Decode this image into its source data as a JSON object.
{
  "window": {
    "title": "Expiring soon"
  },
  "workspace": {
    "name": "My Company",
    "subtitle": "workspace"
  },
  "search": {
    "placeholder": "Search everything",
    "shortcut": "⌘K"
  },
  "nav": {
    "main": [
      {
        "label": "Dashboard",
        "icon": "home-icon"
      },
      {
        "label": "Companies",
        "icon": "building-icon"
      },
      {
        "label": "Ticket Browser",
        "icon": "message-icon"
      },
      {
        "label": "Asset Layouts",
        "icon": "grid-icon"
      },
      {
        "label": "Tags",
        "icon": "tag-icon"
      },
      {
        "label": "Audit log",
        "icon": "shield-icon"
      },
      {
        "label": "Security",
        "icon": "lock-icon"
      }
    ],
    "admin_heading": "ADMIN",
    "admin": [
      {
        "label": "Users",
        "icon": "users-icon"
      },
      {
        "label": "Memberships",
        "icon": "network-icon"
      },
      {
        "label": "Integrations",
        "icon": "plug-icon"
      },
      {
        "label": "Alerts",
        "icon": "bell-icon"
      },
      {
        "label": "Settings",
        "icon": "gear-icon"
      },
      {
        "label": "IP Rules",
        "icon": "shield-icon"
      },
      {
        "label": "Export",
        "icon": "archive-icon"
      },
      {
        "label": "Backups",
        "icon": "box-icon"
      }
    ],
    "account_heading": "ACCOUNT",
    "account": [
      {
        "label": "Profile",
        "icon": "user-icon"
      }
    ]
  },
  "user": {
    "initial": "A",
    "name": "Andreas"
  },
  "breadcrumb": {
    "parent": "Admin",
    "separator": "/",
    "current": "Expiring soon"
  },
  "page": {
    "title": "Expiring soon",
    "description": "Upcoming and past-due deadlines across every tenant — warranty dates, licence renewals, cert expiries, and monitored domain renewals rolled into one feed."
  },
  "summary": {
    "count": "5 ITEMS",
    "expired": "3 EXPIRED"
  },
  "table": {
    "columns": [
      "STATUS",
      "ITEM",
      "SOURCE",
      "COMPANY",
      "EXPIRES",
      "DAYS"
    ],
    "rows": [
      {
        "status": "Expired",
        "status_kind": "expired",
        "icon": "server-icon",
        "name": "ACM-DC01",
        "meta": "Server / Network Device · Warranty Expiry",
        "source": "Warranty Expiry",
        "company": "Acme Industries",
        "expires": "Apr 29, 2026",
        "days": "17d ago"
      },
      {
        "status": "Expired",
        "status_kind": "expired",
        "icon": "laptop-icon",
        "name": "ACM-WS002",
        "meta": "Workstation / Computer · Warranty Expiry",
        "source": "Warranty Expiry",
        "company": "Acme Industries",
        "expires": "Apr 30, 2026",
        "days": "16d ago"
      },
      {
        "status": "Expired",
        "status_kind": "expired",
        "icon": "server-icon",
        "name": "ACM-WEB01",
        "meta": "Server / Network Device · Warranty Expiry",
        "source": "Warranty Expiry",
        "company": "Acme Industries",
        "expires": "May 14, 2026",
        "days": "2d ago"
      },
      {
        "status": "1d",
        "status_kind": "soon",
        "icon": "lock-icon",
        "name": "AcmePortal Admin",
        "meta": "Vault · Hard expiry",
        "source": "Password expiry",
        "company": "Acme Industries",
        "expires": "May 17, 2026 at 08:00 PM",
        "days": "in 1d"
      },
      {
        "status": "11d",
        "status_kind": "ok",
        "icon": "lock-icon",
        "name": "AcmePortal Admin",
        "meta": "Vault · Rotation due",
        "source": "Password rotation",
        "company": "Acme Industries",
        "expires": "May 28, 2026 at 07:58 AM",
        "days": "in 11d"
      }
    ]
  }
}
§ §
Problem to solve =>
Reproduce the material above exactly; please quote every line of it.

Answer below =>
Decode this image into its source data as a JSON object.
{
  "window": {
    "title": "Expiring soon"
  },
  "workspace": {
    "name": "My Company",
    "subtitle": "workspace"
  },
  "search": {
    "placeholder": "Search everything",
    "shortcut": "⌘K"
  },
  "nav": {
    "main": [
      {
        "label": "Dashboard",
        "icon": "home-icon"
      },
      {
        "label": "Companies",
        "icon": "building-icon"
      },
      {
        "label": "Ticket Browser",
        "icon": "message-icon"
      },
      {
        "label": "Asset Layouts",
        "icon": "grid-icon"
      },
      {
        "label": "Tags",
        "icon": "tag-icon"
      },
      {
        "label": "Audit log",
        "icon": "shield-icon"
      },
      {
        "label": "Security",
        "icon": "lock-icon"
      }
    ],
    "admin_heading": "ADMIN",
    "admin": [
      {
        "label": "Users",
        "icon": "users-icon"
      },
      {
        "label": "Memberships",
        "icon": "network-icon"
      },
      {
        "label": "Integrations",
        "icon": "plug-icon"
      },
      {
        "label": "Alerts",
        "icon": "bell-icon"
      },
      {
        "label": "Settings",
        "icon": "gear-icon"
      },
      {
        "label": "IP Rules",
        "icon": "shield-icon"
      },
      {
        "label": "Export",
        "icon": "archive-icon"
      },
      {
        "label": "Backups",
        "icon": "box-icon"
      }
    ],
    "account_heading": "ACCOUNT",
    "account": [
      {
        "label": "Profile",
        "icon": "user-icon"
      }
    ]
  },
  "user": {
    "initial": "A",
    "name": "Andreas"
  },
  "breadcrumb": {
    "parent": "Admin",
    "separator": "/",
    "current": "Expiring soon"
  },
  "page": {
    "title": "Expiring soon",
    "description": "Upcoming and past-due deadlines across every tenant — warranty dates, licence renewals, cert expiries, and monitored domain renewals rolled into one feed."
  },
  "summary": {
    "count": "5 ITEMS",
    "expired": "3 EXPIRED"
  },
  "table": {
    "columns": [
      "STATUS",
      "ITEM",
      "SOURCE",
      "COMPANY",
      "EXPIRES",
      "DAYS"
    ],
    "rows": [
      {
        "status": "Expired",
        "status_kind": "expired",
        "icon": "server-icon",
        "name": "ACM-DC01",
        "meta": "Server / Network Device · Warranty Expiry",
        "source": "Warranty Expiry",
        "company": "Acme Industries",
        "expires": "Apr 29, 2026",
        "days": "17d ago"
      },
      {
        "status": "Expired",
        "status_kind": "expired",
        "icon": "laptop-icon",
        "name": "ACM-WS002",
        "meta": "Workstation / Computer · Warranty Expiry",
        "source": "Warranty Expiry",
        "company": "Acme Industries",
        "expires": "Apr 30, 2026",
        "days": "16d ago"
      },
      {
        "status": "Expired",
        "status_kind": "expired",
        "icon": "server-icon",
        "name": "ACM-WEB01",
        "meta": "Server / Network Device · Warranty Expiry",
        "source": "Warranty Expiry",
        "company": "Acme Industries",
        "expires": "May 14, 2026",
        "days": "2d ago"
      },
      {
        "status": "1d",
        "status_kind": "soon",
        "icon": "lock-icon",
        "name": "AcmePortal Admin",
        "meta": "Vault · Hard expiry",
        "source": "Password expiry",
        "company": "Acme Industries",
        "expires": "May 17, 2026 at 08:00 PM",
        "days": "in 1d"
      },
      {
        "status": "11d",
        "status_kind": "ok",
        "icon": "lock-icon",
        "name": "AcmePortal Admin",
        "meta": "Vault · Rotation due",
        "source": "Password rotation",
        "company": "Acme Industries",
        "expires": "May 28, 2026 at 07:58 AM",
        "days": "in 11d"
      }
    ]
  }
}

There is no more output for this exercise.